**Exercise details**
In the material below, identify each line bearing the word "this". Reproduce those lines.

**Exercise material**

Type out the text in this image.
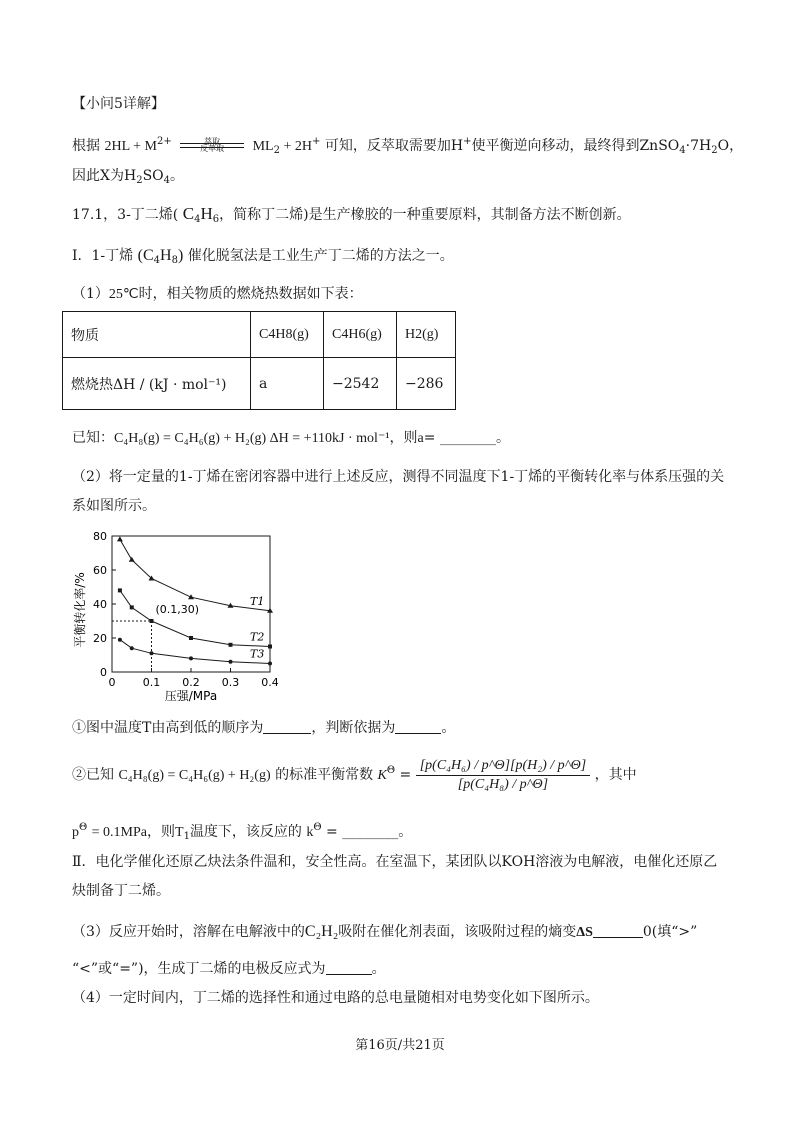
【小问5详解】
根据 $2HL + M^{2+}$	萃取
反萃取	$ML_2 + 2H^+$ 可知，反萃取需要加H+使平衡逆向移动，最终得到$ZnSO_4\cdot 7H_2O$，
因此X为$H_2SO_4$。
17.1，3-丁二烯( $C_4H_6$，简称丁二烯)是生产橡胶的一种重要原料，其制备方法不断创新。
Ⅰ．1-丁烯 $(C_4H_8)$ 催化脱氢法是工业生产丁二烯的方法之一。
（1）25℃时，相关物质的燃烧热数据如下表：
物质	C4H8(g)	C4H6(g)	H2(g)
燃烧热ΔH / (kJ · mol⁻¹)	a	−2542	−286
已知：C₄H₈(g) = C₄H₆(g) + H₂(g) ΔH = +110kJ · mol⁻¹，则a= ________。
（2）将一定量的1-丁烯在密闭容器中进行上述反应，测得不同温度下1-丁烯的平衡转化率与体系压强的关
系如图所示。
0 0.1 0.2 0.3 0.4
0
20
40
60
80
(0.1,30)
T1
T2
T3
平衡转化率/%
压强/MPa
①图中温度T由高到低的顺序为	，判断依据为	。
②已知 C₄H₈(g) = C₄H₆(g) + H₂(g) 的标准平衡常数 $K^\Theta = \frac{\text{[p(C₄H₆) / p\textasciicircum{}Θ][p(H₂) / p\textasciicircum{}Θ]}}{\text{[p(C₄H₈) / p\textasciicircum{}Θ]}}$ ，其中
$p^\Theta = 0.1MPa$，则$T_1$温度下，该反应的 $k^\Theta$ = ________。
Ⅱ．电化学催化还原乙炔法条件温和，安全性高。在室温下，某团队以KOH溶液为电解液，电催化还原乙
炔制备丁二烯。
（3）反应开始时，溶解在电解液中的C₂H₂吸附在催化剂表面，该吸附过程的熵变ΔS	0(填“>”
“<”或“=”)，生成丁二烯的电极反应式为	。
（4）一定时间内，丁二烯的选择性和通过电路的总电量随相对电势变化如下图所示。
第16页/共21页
...
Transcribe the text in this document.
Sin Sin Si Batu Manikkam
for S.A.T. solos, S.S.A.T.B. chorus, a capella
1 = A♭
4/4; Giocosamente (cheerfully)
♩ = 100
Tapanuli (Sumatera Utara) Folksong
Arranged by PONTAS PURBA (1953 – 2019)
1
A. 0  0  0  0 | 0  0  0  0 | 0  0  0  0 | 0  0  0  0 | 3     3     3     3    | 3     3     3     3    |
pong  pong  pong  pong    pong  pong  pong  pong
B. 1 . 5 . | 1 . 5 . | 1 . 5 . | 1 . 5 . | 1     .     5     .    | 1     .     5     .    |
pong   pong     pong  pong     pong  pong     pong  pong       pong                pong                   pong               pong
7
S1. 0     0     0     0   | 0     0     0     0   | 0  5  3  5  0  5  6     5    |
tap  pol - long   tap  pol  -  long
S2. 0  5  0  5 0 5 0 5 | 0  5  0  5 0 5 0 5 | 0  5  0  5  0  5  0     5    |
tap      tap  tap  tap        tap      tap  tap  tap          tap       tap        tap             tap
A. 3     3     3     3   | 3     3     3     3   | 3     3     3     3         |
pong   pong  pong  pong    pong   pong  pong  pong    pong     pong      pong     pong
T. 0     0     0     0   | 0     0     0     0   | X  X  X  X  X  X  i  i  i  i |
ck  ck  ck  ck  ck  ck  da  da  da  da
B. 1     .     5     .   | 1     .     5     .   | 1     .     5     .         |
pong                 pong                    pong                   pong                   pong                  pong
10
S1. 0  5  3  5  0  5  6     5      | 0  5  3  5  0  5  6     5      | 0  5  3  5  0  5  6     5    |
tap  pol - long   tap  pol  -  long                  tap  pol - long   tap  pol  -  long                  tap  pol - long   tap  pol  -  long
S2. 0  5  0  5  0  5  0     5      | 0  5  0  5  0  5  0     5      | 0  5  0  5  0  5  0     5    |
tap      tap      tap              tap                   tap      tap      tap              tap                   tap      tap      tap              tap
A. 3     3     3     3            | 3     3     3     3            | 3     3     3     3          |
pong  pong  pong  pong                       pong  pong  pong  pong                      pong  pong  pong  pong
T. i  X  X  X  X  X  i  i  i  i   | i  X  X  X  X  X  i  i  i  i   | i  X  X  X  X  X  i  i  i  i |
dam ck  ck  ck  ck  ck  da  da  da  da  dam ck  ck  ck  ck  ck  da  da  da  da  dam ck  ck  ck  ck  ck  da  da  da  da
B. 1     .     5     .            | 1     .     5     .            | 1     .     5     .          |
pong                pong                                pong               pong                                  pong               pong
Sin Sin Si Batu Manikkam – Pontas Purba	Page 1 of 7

**Solution**
Type out the text in this image.
Transcribe the text in this document.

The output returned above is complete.